Task prompt:
Count lines holding the string "root" in the data that follows. Reply with one number only.

(Stored items)
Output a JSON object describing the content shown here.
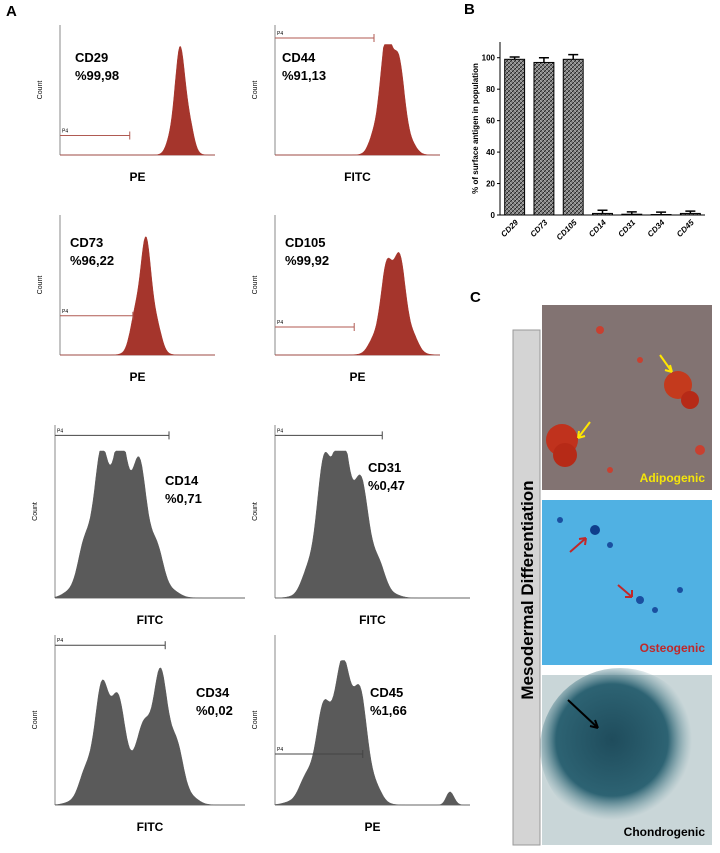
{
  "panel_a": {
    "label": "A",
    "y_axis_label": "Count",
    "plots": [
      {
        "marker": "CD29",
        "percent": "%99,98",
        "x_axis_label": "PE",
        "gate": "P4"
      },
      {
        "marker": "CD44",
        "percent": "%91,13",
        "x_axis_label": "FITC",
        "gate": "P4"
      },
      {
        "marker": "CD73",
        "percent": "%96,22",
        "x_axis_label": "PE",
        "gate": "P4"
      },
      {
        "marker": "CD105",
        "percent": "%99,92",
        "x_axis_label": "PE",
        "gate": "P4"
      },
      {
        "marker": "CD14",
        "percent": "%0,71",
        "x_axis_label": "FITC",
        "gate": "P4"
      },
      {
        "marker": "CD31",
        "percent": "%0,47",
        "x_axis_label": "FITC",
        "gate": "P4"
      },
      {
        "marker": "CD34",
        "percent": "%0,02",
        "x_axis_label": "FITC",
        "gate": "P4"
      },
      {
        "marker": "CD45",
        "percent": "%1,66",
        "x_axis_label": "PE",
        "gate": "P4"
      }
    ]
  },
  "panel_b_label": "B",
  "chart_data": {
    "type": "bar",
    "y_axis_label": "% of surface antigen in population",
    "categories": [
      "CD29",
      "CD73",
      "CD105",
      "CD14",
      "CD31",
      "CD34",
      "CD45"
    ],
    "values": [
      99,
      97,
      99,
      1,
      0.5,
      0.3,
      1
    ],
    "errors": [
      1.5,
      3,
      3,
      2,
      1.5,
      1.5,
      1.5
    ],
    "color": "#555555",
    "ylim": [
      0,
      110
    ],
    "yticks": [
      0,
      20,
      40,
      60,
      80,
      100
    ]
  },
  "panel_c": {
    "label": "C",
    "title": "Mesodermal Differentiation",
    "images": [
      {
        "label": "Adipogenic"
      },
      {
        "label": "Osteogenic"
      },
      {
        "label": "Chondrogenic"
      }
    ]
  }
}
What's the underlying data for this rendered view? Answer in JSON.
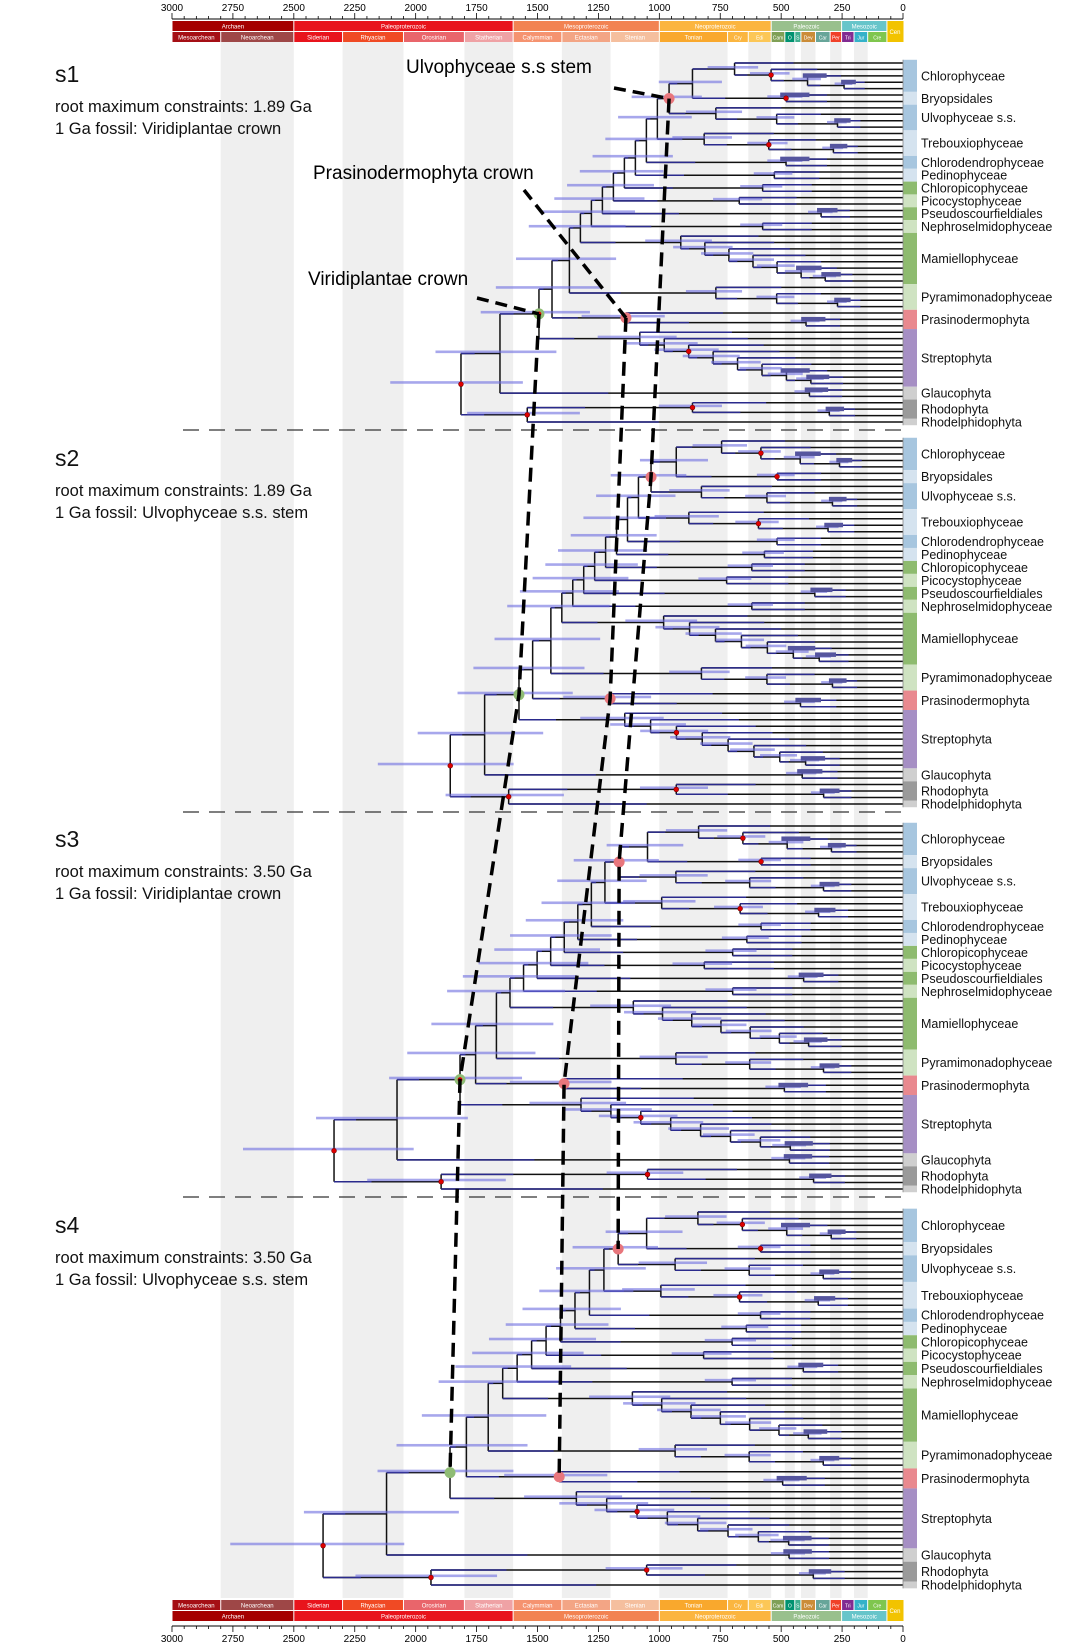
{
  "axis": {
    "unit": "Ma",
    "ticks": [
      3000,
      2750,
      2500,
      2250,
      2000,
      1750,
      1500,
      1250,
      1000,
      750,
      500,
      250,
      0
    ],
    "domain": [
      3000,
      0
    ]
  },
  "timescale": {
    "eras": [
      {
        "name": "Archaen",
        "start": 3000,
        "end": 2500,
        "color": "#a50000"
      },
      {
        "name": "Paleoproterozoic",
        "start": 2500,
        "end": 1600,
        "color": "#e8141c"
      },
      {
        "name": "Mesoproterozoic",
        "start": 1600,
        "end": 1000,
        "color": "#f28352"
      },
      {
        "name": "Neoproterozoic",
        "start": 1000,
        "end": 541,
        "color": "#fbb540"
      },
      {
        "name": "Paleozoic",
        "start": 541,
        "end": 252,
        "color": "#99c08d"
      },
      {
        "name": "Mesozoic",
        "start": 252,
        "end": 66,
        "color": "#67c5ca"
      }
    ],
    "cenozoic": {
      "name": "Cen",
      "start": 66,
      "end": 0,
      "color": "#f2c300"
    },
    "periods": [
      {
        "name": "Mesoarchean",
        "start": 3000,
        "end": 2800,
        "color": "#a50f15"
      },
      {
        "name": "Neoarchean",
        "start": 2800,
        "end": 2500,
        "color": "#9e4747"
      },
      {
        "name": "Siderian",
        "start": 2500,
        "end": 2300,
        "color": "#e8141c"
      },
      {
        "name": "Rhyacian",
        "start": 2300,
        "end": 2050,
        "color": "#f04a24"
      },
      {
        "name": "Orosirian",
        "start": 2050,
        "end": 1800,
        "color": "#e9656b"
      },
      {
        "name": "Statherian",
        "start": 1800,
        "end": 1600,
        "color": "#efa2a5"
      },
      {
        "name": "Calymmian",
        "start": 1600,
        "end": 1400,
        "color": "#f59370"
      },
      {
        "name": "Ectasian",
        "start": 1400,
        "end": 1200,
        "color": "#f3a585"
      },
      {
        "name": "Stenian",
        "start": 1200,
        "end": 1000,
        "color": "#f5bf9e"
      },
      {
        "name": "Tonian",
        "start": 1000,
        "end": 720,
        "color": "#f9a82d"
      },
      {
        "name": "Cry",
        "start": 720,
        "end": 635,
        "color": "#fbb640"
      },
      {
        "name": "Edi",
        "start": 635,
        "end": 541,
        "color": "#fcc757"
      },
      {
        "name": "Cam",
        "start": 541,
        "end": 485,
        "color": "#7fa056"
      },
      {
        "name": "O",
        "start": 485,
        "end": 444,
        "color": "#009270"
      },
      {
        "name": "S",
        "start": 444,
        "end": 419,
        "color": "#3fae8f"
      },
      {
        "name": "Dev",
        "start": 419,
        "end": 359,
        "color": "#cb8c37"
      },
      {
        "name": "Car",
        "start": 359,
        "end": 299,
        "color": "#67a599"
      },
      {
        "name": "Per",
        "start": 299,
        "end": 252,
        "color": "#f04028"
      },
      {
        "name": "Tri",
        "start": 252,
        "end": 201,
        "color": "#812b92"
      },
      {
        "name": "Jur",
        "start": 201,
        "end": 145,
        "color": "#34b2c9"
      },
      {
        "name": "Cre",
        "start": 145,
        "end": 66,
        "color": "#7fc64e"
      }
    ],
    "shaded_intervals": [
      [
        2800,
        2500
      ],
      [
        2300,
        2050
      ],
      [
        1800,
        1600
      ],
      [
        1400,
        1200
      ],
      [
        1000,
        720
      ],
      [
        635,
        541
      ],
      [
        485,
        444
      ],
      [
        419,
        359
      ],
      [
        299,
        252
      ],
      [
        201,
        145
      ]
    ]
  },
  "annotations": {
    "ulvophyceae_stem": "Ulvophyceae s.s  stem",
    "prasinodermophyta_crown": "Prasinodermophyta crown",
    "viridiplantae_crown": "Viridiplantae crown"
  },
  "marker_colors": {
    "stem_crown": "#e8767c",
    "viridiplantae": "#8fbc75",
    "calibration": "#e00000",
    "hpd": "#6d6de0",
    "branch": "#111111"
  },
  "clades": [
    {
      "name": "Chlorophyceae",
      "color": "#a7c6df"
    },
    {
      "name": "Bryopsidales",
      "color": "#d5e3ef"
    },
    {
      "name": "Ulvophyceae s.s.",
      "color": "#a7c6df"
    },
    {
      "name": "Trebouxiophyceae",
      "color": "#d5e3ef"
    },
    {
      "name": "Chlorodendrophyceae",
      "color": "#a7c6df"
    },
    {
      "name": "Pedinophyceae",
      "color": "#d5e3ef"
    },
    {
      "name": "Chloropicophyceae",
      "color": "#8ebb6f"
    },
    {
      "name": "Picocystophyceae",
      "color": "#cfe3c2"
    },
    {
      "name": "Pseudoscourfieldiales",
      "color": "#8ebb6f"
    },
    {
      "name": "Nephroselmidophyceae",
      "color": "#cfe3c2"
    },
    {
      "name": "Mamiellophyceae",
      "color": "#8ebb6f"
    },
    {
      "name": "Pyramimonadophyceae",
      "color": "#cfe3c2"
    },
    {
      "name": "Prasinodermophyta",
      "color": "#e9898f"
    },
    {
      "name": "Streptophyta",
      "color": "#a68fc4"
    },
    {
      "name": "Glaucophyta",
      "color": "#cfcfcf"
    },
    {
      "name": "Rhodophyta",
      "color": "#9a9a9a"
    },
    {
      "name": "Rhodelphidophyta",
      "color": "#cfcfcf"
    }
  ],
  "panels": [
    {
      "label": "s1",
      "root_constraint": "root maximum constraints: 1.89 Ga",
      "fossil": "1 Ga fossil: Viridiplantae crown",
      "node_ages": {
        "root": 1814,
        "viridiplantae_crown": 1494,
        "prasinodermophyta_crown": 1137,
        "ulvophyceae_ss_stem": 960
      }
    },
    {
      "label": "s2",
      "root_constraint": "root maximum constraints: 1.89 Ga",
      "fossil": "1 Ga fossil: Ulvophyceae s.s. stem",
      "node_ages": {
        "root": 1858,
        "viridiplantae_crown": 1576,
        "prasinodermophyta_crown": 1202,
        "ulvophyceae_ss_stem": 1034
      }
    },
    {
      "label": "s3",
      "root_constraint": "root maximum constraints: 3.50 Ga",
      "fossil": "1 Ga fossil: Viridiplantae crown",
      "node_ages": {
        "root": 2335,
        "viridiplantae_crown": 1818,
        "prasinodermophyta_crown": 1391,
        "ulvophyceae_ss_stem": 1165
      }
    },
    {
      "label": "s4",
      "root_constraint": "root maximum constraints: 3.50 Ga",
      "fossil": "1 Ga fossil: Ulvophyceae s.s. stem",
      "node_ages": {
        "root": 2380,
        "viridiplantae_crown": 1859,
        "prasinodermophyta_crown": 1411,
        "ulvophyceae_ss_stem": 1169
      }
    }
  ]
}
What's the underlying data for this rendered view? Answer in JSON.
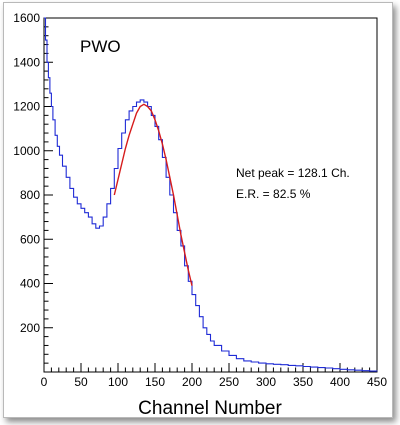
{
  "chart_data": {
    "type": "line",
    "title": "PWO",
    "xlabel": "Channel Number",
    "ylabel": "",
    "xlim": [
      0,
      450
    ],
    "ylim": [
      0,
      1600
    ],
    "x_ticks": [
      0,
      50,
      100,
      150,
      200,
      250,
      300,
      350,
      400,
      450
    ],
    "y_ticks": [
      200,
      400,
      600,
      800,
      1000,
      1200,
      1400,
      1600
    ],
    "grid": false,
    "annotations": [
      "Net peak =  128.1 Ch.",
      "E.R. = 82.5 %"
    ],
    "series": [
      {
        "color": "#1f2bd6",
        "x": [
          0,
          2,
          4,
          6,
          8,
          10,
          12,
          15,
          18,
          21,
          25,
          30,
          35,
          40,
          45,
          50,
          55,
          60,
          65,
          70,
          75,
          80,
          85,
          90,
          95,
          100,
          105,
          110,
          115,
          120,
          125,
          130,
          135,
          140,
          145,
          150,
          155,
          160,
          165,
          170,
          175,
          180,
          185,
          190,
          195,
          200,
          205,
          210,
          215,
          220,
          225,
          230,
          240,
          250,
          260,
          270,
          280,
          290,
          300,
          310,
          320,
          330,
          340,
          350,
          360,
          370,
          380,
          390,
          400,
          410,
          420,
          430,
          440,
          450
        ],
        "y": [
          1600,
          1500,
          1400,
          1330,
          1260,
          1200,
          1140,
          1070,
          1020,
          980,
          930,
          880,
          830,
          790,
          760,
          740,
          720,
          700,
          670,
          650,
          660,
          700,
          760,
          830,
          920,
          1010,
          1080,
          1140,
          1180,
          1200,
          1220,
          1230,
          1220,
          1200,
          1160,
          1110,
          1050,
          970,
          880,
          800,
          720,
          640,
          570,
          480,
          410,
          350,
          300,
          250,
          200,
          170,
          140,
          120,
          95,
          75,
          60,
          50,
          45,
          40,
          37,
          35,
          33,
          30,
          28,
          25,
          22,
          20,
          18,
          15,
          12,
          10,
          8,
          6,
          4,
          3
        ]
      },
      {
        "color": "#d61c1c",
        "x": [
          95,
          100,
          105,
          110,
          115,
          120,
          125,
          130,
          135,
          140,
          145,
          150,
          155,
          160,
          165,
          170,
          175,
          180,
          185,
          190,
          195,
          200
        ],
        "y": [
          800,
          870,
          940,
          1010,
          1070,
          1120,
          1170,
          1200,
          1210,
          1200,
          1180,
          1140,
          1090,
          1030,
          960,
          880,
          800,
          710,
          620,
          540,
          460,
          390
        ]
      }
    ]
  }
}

Solution for this exercise:
8